- **DIRECTIONS FOR THIS TASK**
Output the material below in its entirety, exactly as given.

- **GIVEN DATA**

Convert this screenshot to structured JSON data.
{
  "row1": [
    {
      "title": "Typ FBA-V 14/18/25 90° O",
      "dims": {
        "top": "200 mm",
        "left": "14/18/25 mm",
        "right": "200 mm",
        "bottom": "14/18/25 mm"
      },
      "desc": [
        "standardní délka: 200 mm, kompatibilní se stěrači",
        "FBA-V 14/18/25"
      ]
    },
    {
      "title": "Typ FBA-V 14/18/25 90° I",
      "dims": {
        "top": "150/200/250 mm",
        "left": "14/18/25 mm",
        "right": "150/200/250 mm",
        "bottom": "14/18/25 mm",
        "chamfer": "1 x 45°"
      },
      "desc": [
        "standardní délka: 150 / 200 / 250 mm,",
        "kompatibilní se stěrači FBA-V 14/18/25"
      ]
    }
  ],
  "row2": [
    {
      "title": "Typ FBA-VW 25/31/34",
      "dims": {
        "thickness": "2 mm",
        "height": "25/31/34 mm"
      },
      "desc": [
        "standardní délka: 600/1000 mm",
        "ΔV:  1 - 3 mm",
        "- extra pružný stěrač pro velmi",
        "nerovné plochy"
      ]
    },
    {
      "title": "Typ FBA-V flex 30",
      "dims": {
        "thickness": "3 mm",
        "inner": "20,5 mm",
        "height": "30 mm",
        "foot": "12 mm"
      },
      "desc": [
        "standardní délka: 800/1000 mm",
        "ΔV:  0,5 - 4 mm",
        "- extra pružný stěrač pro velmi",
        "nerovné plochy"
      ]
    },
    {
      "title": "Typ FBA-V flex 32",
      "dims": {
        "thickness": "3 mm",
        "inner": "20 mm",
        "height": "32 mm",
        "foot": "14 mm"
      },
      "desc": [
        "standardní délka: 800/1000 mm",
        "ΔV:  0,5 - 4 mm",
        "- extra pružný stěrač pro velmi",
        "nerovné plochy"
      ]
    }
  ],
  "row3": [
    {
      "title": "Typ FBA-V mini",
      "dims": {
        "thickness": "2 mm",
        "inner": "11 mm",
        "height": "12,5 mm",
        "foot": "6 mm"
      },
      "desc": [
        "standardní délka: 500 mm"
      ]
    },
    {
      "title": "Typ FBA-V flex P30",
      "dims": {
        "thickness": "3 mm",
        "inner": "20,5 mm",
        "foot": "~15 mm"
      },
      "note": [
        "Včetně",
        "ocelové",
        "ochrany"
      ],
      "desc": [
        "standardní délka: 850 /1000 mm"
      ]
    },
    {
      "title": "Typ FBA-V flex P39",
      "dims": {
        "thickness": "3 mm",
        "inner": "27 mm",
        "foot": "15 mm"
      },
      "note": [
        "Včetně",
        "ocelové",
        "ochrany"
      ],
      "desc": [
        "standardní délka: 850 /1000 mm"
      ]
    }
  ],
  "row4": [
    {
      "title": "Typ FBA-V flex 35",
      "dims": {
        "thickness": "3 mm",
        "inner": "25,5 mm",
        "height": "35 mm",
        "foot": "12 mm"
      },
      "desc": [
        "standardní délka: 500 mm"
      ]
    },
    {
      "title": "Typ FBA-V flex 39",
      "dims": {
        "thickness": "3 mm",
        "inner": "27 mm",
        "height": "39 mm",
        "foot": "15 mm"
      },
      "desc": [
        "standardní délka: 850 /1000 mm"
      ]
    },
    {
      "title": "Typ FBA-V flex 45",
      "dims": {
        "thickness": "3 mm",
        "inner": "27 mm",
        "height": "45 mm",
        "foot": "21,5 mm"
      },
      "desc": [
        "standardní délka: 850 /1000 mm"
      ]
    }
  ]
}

- **SOLUTION FOR THIS PROBLEM**
Convert this screenshot to structured JSON data.
{
  "row1": [
    {
      "title": "Typ FBA-V 14/18/25 90° O",
      "dims": {
        "top": "200 mm",
        "left": "14/18/25 mm",
        "right": "200 mm",
        "bottom": "14/18/25 mm"
      },
      "desc": [
        "standardní délka: 200 mm, kompatibilní se stěrači",
        "FBA-V 14/18/25"
      ]
    },
    {
      "title": "Typ FBA-V 14/18/25 90° I",
      "dims": {
        "top": "150/200/250 mm",
        "left": "14/18/25 mm",
        "right": "150/200/250 mm",
        "bottom": "14/18/25 mm",
        "chamfer": "1 x 45°"
      },
      "desc": [
        "standardní délka: 150 / 200 / 250 mm,",
        "kompatibilní se stěrači FBA-V 14/18/25"
      ]
    }
  ],
  "row2": [
    {
      "title": "Typ FBA-VW 25/31/34",
      "dims": {
        "thickness": "2 mm",
        "height": "25/31/34 mm"
      },
      "desc": [
        "standardní délka: 600/1000 mm",
        "ΔV:  1 - 3 mm",
        "- extra pružný stěrač pro velmi",
        "nerovné plochy"
      ]
    },
    {
      "title": "Typ FBA-V flex 30",
      "dims": {
        "thickness": "3 mm",
        "inner": "20,5 mm",
        "height": "30 mm",
        "foot": "12 mm"
      },
      "desc": [
        "standardní délka: 800/1000 mm",
        "ΔV:  0,5 - 4 mm",
        "- extra pružný stěrač pro velmi",
        "nerovné plochy"
      ]
    },
    {
      "title": "Typ FBA-V flex 32",
      "dims": {
        "thickness": "3 mm",
        "inner": "20 mm",
        "height": "32 mm",
        "foot": "14 mm"
      },
      "desc": [
        "standardní délka: 800/1000 mm",
        "ΔV:  0,5 - 4 mm",
        "- extra pružný stěrač pro velmi",
        "nerovné plochy"
      ]
    }
  ],
  "row3": [
    {
      "title": "Typ FBA-V mini",
      "dims": {
        "thickness": "2 mm",
        "inner": "11 mm",
        "height": "12,5 mm",
        "foot": "6 mm"
      },
      "desc": [
        "standardní délka: 500 mm"
      ]
    },
    {
      "title": "Typ FBA-V flex P30",
      "dims": {
        "thickness": "3 mm",
        "inner": "20,5 mm",
        "foot": "~15 mm"
      },
      "note": [
        "Včetně",
        "ocelové",
        "ochrany"
      ],
      "desc": [
        "standardní délka: 850 /1000 mm"
      ]
    },
    {
      "title": "Typ FBA-V flex P39",
      "dims": {
        "thickness": "3 mm",
        "inner": "27 mm",
        "foot": "15 mm"
      },
      "note": [
        "Včetně",
        "ocelové",
        "ochrany"
      ],
      "desc": [
        "standardní délka: 850 /1000 mm"
      ]
    }
  ],
  "row4": [
    {
      "title": "Typ FBA-V flex 35",
      "dims": {
        "thickness": "3 mm",
        "inner": "25,5 mm",
        "height": "35 mm",
        "foot": "12 mm"
      },
      "desc": [
        "standardní délka: 500 mm"
      ]
    },
    {
      "title": "Typ FBA-V flex 39",
      "dims": {
        "thickness": "3 mm",
        "inner": "27 mm",
        "height": "39 mm",
        "foot": "15 mm"
      },
      "desc": [
        "standardní délka: 850 /1000 mm"
      ]
    },
    {
      "title": "Typ FBA-V flex 45",
      "dims": {
        "thickness": "3 mm",
        "inner": "27 mm",
        "height": "45 mm",
        "foot": "21,5 mm"
      },
      "desc": [
        "standardní délka: 850 /1000 mm"
      ]
    }
  ]
}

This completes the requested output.